TASK REQUIREMENTS
Go through the entries below and copy each line containing the word "icon".

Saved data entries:
★ ★ ★ ★

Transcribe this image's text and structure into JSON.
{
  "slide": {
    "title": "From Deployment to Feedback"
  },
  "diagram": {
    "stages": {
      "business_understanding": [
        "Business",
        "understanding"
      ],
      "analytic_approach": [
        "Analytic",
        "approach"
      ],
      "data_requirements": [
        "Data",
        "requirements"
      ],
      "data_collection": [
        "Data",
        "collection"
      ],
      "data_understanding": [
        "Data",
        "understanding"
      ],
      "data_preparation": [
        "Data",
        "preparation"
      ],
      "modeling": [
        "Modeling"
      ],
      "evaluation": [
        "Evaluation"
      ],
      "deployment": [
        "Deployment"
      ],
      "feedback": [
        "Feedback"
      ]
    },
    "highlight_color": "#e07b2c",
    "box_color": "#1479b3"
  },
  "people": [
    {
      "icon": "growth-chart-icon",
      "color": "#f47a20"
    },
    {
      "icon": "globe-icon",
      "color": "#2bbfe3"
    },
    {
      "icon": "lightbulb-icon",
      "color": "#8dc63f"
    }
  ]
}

★ ★ ★ ★

CORRECT RESPONSE
      "icon": "growth-chart-icon",
      "icon": "globe-icon",
      "icon": "lightbulb-icon",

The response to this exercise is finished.